■ **RECORDS TO USE**

+===+

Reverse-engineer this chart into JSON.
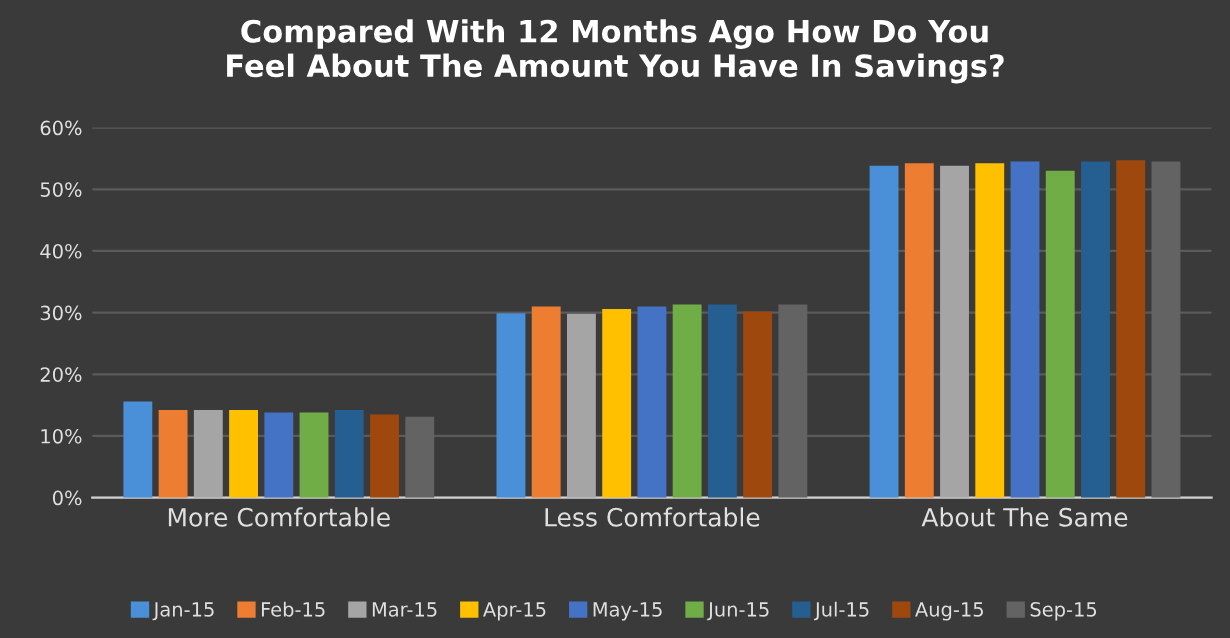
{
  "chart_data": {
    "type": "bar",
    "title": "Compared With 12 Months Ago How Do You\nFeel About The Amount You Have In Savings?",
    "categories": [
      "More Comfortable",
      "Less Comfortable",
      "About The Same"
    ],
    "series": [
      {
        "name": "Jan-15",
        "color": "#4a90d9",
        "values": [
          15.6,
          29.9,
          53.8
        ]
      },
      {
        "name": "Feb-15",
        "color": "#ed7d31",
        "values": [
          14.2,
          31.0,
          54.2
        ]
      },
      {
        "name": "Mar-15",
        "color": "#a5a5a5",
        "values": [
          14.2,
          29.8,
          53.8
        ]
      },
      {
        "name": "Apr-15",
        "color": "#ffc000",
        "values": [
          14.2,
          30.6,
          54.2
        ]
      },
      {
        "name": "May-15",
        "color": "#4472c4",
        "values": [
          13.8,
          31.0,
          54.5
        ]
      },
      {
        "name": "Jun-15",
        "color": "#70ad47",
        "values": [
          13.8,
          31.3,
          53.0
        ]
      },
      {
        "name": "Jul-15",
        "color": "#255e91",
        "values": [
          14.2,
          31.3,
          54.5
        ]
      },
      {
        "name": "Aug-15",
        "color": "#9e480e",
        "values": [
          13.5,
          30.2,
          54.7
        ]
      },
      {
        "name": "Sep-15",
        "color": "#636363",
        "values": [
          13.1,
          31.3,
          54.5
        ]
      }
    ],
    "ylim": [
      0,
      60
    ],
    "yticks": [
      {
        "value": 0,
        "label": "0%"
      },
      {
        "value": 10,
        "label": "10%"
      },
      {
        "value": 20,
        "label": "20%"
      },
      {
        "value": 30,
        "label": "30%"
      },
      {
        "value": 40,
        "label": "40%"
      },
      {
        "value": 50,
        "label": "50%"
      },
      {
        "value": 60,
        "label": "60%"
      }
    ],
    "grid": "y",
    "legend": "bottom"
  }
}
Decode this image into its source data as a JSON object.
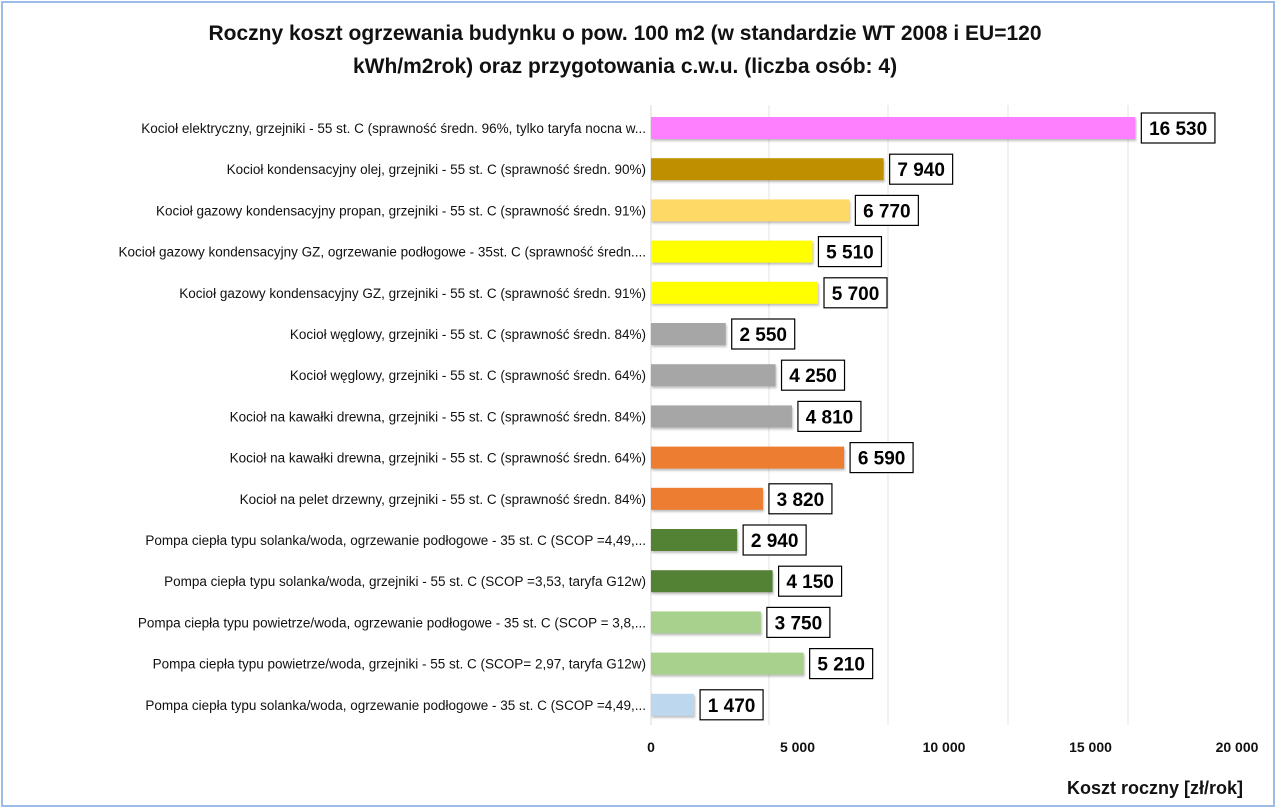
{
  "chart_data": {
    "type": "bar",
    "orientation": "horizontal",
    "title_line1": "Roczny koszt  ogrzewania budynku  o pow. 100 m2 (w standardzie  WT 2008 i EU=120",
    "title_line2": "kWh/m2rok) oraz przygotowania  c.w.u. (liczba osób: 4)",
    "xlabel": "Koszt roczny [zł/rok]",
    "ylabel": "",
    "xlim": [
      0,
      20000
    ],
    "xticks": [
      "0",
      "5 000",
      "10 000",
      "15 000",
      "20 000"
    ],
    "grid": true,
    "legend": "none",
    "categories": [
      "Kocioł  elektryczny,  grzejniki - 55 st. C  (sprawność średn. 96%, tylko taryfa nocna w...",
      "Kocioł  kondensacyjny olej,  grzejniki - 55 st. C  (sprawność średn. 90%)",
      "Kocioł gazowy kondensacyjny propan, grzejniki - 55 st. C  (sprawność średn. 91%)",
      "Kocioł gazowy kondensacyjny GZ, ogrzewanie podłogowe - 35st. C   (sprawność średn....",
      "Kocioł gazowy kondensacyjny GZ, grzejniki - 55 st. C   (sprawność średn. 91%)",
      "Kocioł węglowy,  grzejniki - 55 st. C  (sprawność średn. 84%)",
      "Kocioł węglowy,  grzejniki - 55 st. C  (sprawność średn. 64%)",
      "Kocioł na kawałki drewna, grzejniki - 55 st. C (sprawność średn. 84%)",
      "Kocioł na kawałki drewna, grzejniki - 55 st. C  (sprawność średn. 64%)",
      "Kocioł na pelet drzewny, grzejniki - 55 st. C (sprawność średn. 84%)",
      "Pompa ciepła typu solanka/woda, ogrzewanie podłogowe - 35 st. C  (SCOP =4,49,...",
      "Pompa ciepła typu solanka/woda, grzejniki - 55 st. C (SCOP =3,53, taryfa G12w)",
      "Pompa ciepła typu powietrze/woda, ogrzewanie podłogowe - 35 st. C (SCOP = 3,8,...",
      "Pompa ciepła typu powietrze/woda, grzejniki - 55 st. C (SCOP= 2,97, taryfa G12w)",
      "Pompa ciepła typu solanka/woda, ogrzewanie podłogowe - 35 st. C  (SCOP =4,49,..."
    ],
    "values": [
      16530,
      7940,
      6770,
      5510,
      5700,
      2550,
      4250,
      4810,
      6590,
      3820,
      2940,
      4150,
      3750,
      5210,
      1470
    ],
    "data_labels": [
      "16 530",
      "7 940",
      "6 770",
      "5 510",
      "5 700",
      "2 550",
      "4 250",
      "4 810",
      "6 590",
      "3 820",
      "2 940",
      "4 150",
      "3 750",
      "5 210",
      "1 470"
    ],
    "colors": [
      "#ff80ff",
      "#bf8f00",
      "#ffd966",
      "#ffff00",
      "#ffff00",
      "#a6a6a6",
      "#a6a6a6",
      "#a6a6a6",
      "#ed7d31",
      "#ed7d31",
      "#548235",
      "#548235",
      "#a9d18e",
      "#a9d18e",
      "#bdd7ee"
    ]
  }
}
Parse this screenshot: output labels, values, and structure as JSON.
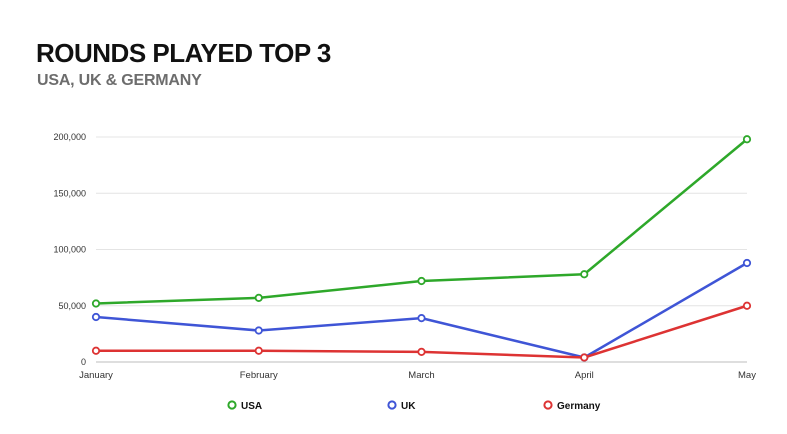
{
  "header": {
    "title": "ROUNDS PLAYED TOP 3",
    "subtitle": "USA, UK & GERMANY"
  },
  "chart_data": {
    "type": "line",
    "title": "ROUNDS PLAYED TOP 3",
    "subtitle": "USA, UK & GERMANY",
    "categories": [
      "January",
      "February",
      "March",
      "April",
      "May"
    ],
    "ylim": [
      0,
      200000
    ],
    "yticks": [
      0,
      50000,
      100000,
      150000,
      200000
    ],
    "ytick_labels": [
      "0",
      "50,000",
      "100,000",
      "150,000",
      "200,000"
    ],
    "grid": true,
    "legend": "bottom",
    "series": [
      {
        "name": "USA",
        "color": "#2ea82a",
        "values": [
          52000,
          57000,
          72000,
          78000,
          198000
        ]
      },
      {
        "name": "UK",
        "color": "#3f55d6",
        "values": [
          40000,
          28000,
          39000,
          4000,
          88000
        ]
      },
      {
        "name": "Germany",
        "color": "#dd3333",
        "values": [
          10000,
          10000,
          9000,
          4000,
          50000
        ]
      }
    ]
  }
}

+===+

■ **WHAT NEEDS TO BE DONE**
Images must not appear in the copy; reproduce everything else in the records verbatim.

■ **FULL OUTPUT**
Reverse-engineer this chart into JSON.
{
  "chart_data": {
    "type": "bar",
    "title": "Compared With 12 Months Ago How Do You\nFeel About The Amount You Have In Savings?",
    "categories": [
      "More Comfortable",
      "Less Comfortable",
      "About The Same"
    ],
    "series": [
      {
        "name": "Jan-15",
        "color": "#4a90d9",
        "values": [
          15.6,
          29.9,
          53.8
        ]
      },
      {
        "name": "Feb-15",
        "color": "#ed7d31",
        "values": [
          14.2,
          31.0,
          54.2
        ]
      },
      {
        "name": "Mar-15",
        "color": "#a5a5a5",
        "values": [
          14.2,
          29.8,
          53.8
        ]
      },
      {
        "name": "Apr-15",
        "color": "#ffc000",
        "values": [
          14.2,
          30.6,
          54.2
        ]
      },
      {
        "name": "May-15",
        "color": "#4472c4",
        "values": [
          13.8,
          31.0,
          54.5
        ]
      },
      {
        "name": "Jun-15",
        "color": "#70ad47",
        "values": [
          13.8,
          31.3,
          53.0
        ]
      },
      {
        "name": "Jul-15",
        "color": "#255e91",
        "values": [
          14.2,
          31.3,
          54.5
        ]
      },
      {
        "name": "Aug-15",
        "color": "#9e480e",
        "values": [
          13.5,
          30.2,
          54.7
        ]
      },
      {
        "name": "Sep-15",
        "color": "#636363",
        "values": [
          13.1,
          31.3,
          54.5
        ]
      }
    ],
    "ylim": [
      0,
      60
    ],
    "yticks": [
      {
        "value": 0,
        "label": "0%"
      },
      {
        "value": 10,
        "label": "10%"
      },
      {
        "value": 20,
        "label": "20%"
      },
      {
        "value": 30,
        "label": "30%"
      },
      {
        "value": 40,
        "label": "40%"
      },
      {
        "value": 50,
        "label": "50%"
      },
      {
        "value": 60,
        "label": "60%"
      }
    ],
    "grid": "y",
    "legend": "bottom"
  }
}
Decode this image into its source data as a JSON object.
{
  "chart_data": {
    "type": "bar",
    "orientation": "horizontal",
    "title_line1": "Roczny koszt  ogrzewania budynku  o pow. 100 m2 (w standardzie  WT 2008 i EU=120",
    "title_line2": "kWh/m2rok) oraz przygotowania  c.w.u. (liczba osób: 4)",
    "xlabel": "Koszt roczny [zł/rok]",
    "ylabel": "",
    "xlim": [
      0,
      20000
    ],
    "xticks": [
      "0",
      "5 000",
      "10 000",
      "15 000",
      "20 000"
    ],
    "grid": true,
    "legend": "none",
    "categories": [
      "Kocioł  elektryczny,  grzejniki - 55 st. C  (sprawność średn. 96%, tylko taryfa nocna w...",
      "Kocioł  kondensacyjny olej,  grzejniki - 55 st. C  (sprawność średn. 90%)",
      "Kocioł gazowy kondensacyjny propan, grzejniki - 55 st. C  (sprawność średn. 91%)",
      "Kocioł gazowy kondensacyjny GZ, ogrzewanie podłogowe - 35st. C   (sprawność średn....",
      "Kocioł gazowy kondensacyjny GZ, grzejniki - 55 st. C   (sprawność średn. 91%)",
      "Kocioł węglowy,  grzejniki - 55 st. C  (sprawność średn. 84%)",
      "Kocioł węglowy,  grzejniki - 55 st. C  (sprawność średn. 64%)",
      "Kocioł na kawałki drewna, grzejniki - 55 st. C (sprawność średn. 84%)",
      "Kocioł na kawałki drewna, grzejniki - 55 st. C  (sprawność średn. 64%)",
      "Kocioł na pelet drzewny, grzejniki - 55 st. C (sprawność średn. 84%)",
      "Pompa ciepła typu solanka/woda, ogrzewanie podłogowe - 35 st. C  (SCOP =4,49,...",
      "Pompa ciepła typu solanka/woda, grzejniki - 55 st. C (SCOP =3,53, taryfa G12w)",
      "Pompa ciepła typu powietrze/woda, ogrzewanie podłogowe - 35 st. C (SCOP = 3,8,...",
      "Pompa ciepła typu powietrze/woda, grzejniki - 55 st. C (SCOP= 2,97, taryfa G12w)",
      "Pompa ciepła typu solanka/woda, ogrzewanie podłogowe - 35 st. C  (SCOP =4,49,..."
    ],
    "values": [
      16530,
      7940,
      6770,
      5510,
      5700,
      2550,
      4250,
      4810,
      6590,
      3820,
      2940,
      4150,
      3750,
      5210,
      1470
    ],
    "data_labels": [
      "16 530",
      "7 940",
      "6 770",
      "5 510",
      "5 700",
      "2 550",
      "4 250",
      "4 810",
      "6 590",
      "3 820",
      "2 940",
      "4 150",
      "3 750",
      "5 210",
      "1 470"
    ],
    "colors": [
      "#ff80ff",
      "#bf8f00",
      "#ffd966",
      "#ffff00",
      "#ffff00",
      "#a6a6a6",
      "#a6a6a6",
      "#a6a6a6",
      "#ed7d31",
      "#ed7d31",
      "#548235",
      "#548235",
      "#a9d18e",
      "#a9d18e",
      "#bdd7ee"
    ]
  }
}
Parse this screenshot: output labels, values, and structure as JSON.
{
  "header": {
    "title": "ROUNDS PLAYED TOP 3",
    "subtitle": "USA, UK & GERMANY"
  },
  "chart_data": {
    "type": "line",
    "title": "ROUNDS PLAYED TOP 3",
    "subtitle": "USA, UK & GERMANY",
    "categories": [
      "January",
      "February",
      "March",
      "April",
      "May"
    ],
    "ylim": [
      0,
      200000
    ],
    "yticks": [
      0,
      50000,
      100000,
      150000,
      200000
    ],
    "ytick_labels": [
      "0",
      "50,000",
      "100,000",
      "150,000",
      "200,000"
    ],
    "grid": true,
    "legend": "bottom",
    "series": [
      {
        "name": "USA",
        "color": "#2ea82a",
        "values": [
          52000,
          57000,
          72000,
          78000,
          198000
        ]
      },
      {
        "name": "UK",
        "color": "#3f55d6",
        "values": [
          40000,
          28000,
          39000,
          4000,
          88000
        ]
      },
      {
        "name": "Germany",
        "color": "#dd3333",
        "values": [
          10000,
          10000,
          9000,
          4000,
          50000
        ]
      }
    ]
  }
}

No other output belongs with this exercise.